[Given problem]
Count every line in the data below where "bottom" occurs, then state that number and nothing more.

Entries from a dataset
____________________
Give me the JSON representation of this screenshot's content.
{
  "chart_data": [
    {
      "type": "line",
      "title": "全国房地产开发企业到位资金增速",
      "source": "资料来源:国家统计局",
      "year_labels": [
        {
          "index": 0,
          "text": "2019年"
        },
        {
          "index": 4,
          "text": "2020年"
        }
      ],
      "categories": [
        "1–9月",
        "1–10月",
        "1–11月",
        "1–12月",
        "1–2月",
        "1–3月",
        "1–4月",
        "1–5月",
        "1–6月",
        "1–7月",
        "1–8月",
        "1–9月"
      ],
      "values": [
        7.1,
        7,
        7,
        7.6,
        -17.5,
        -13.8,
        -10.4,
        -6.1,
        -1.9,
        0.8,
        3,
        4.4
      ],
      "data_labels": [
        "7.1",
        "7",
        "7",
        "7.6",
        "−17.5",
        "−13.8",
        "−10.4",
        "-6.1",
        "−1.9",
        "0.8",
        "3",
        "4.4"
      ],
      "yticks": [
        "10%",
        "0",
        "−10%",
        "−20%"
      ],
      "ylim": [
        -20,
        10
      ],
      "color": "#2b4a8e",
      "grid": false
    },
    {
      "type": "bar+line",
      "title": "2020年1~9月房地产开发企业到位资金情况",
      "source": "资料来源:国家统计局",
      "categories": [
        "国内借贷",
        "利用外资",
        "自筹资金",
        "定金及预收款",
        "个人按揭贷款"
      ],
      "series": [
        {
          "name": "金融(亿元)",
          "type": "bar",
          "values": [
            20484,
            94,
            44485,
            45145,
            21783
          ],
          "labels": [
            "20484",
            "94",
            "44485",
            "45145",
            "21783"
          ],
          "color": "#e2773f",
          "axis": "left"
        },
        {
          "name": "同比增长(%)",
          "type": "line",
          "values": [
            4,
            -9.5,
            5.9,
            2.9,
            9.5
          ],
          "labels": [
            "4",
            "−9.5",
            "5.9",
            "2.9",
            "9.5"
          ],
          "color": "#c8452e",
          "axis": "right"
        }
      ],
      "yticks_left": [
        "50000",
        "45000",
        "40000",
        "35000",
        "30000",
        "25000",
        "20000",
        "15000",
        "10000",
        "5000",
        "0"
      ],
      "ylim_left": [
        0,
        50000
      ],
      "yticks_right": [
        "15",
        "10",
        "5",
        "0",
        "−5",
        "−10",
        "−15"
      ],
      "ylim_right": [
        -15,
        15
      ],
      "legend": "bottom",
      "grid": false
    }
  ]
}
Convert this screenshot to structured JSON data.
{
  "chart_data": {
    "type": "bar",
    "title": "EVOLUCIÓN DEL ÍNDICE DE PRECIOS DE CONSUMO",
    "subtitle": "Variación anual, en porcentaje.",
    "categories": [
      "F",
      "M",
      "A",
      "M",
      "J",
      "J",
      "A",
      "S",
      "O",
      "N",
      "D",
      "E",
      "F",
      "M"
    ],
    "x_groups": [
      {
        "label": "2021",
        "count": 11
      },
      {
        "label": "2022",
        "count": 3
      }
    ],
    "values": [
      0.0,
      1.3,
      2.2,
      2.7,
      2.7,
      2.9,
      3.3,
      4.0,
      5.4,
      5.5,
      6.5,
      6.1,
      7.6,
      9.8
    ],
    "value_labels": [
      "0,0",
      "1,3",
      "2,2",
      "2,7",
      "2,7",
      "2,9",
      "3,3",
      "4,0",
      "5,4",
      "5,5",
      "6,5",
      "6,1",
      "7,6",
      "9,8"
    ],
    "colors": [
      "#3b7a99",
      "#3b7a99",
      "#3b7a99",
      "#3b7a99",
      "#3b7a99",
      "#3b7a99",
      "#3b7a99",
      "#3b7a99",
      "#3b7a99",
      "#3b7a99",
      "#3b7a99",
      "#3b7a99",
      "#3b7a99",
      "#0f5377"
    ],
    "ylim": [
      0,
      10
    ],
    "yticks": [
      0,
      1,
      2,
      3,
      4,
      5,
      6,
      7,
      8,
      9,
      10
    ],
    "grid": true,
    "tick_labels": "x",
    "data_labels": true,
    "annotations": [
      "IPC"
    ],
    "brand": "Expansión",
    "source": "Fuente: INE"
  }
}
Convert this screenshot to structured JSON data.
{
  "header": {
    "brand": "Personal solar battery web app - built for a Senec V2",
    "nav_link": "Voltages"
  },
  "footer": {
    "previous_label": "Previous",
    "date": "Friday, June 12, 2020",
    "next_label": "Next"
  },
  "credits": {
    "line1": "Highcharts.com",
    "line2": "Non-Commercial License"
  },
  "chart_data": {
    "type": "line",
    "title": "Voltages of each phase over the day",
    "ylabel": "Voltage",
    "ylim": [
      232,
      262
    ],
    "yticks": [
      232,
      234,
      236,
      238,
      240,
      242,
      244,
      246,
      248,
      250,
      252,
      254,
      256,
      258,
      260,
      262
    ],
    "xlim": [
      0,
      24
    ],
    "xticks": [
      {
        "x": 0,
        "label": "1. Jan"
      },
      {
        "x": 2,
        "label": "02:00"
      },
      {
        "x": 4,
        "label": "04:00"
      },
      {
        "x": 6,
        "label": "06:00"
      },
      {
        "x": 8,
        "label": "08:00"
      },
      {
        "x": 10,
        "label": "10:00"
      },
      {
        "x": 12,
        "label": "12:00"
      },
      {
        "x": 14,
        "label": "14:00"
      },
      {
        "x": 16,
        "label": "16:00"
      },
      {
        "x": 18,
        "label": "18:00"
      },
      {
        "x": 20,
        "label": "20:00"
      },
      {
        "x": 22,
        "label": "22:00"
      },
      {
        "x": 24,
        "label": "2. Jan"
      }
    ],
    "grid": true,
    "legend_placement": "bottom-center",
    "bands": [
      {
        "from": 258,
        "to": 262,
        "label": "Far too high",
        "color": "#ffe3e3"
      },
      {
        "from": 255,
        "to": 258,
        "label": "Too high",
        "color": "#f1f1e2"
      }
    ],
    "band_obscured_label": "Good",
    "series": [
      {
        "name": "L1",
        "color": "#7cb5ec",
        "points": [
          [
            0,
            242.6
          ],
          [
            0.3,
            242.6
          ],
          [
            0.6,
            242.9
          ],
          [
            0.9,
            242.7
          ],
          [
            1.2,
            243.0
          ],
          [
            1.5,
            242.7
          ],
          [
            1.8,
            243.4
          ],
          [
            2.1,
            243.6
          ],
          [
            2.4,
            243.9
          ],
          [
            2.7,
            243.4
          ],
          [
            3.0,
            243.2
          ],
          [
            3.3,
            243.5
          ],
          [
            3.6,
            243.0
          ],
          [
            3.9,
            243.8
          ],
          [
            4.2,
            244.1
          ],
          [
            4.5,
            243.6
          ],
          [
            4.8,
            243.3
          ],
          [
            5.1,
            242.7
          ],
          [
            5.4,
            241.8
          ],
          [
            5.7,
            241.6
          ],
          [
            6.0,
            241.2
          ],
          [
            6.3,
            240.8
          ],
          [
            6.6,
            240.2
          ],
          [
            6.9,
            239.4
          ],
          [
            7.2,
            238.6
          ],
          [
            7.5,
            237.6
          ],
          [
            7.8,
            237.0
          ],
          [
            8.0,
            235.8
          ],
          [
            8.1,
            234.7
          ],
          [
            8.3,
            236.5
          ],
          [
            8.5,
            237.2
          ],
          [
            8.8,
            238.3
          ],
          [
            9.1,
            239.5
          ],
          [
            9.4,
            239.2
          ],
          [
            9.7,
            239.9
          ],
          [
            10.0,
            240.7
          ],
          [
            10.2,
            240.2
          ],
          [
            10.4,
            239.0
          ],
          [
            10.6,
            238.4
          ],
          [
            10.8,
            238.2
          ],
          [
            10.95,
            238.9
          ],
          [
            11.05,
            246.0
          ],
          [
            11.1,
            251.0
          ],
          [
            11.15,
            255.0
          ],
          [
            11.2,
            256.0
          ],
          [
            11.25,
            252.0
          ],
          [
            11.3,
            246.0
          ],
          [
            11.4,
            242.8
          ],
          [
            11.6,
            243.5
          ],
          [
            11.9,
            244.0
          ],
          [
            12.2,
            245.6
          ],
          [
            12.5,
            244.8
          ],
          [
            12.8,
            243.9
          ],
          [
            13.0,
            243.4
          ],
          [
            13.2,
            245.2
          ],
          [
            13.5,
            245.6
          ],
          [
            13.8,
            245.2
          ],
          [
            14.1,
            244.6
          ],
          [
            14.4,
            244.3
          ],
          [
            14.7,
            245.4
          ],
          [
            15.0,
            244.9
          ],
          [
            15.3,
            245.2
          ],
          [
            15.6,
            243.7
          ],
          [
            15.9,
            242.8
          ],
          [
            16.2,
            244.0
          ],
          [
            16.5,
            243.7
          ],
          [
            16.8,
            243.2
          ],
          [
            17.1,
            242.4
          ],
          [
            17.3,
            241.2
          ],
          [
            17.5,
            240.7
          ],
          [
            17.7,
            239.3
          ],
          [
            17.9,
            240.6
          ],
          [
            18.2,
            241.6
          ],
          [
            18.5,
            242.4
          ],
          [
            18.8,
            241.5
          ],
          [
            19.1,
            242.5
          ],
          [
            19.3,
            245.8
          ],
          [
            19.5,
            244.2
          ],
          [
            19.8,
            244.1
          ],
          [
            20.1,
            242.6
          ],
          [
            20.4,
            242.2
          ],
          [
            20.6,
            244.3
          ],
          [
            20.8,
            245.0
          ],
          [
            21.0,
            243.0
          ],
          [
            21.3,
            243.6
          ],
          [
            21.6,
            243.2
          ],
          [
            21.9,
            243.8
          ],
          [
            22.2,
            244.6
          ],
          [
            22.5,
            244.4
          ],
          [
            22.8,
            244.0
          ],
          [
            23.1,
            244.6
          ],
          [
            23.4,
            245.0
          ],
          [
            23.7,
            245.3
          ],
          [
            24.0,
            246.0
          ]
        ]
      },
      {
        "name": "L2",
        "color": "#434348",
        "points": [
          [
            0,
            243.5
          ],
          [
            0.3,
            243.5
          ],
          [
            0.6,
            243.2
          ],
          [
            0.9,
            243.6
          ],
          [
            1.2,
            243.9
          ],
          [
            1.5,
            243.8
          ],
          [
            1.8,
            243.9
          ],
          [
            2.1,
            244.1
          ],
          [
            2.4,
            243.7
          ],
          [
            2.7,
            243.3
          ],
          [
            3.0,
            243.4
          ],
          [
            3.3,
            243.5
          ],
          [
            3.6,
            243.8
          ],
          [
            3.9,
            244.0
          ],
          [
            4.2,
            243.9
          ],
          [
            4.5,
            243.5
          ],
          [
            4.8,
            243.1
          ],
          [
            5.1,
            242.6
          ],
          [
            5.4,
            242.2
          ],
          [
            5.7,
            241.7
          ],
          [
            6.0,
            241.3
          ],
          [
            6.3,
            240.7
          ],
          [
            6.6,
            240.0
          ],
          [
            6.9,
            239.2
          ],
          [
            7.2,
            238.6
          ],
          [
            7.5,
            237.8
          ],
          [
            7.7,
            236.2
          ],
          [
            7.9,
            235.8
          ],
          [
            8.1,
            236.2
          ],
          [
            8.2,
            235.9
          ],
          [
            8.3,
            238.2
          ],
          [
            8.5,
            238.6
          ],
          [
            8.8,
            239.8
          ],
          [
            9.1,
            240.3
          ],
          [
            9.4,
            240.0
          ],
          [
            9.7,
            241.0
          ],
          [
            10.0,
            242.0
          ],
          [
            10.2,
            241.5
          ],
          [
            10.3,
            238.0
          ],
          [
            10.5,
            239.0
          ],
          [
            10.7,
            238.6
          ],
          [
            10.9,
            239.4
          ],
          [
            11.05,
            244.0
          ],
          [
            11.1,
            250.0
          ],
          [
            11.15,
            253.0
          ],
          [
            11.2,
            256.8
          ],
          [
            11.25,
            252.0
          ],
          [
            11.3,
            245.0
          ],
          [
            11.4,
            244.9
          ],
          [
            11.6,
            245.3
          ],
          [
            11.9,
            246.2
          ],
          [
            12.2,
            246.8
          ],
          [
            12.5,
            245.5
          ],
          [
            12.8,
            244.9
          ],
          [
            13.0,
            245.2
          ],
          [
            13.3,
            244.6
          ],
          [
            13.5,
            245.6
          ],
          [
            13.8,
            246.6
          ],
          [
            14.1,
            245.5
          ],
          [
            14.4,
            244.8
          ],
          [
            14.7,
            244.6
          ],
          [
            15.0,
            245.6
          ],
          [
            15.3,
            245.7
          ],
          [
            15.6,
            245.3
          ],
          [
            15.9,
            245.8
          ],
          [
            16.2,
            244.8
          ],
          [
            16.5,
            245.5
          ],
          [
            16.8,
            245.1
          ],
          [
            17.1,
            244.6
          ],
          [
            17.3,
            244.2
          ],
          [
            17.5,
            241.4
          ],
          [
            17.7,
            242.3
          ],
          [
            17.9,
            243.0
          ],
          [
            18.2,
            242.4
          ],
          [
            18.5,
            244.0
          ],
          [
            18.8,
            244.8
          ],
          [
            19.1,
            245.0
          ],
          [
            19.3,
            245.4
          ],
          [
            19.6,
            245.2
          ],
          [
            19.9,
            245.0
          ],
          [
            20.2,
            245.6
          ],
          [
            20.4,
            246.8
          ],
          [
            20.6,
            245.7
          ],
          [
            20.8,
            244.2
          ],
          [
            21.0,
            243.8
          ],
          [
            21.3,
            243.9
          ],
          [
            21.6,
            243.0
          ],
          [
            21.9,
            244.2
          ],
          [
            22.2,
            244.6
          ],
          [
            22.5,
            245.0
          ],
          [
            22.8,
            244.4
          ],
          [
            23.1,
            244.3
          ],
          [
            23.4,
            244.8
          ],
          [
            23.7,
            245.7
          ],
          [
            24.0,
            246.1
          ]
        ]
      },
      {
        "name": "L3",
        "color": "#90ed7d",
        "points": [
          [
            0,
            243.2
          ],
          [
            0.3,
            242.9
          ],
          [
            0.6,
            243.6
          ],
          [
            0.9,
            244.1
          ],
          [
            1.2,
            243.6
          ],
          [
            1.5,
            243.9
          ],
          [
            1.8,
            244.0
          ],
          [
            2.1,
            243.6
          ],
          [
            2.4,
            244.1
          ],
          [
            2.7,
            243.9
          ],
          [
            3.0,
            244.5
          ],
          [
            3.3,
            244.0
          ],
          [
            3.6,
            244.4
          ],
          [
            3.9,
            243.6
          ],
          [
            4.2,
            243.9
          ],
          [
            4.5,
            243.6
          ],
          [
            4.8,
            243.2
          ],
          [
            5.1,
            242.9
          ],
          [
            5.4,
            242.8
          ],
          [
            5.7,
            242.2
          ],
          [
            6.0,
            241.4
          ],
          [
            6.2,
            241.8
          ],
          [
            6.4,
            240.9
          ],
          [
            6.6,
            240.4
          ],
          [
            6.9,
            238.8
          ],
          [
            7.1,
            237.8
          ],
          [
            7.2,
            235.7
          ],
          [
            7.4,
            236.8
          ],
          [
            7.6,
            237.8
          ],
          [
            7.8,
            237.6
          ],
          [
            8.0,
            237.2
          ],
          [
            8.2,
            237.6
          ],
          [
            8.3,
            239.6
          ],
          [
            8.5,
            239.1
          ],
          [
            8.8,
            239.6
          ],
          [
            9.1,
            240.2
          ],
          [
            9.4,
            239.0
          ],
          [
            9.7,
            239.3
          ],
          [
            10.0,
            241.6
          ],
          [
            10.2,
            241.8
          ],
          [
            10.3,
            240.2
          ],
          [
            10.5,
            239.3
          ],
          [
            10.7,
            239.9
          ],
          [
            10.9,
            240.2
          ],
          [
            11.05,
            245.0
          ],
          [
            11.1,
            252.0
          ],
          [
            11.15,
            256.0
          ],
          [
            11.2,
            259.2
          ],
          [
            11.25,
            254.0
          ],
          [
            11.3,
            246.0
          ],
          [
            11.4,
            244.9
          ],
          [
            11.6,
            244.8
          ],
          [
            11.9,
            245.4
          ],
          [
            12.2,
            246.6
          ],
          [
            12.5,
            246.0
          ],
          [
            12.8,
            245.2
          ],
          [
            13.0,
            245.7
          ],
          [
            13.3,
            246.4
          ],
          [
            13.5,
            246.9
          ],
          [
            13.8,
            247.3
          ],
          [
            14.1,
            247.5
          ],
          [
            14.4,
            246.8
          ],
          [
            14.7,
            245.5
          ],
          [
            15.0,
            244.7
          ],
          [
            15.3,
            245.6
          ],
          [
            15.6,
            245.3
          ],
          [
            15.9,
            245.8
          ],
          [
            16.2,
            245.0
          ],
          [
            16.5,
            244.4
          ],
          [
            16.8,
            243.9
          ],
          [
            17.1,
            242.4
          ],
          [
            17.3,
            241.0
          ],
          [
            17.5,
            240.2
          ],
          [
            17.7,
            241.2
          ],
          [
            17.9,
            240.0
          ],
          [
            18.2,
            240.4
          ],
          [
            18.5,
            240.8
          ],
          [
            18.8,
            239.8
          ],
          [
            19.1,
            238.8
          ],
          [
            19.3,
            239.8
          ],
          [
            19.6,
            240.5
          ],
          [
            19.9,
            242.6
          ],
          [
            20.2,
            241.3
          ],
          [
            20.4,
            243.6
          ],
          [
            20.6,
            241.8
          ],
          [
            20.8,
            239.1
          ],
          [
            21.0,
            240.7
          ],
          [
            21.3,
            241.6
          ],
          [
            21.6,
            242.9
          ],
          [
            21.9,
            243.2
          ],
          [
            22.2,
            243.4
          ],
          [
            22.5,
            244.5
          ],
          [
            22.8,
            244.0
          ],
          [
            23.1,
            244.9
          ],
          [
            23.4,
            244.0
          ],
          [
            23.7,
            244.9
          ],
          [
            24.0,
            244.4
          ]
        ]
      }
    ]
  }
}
____________________
[Problem solution]
2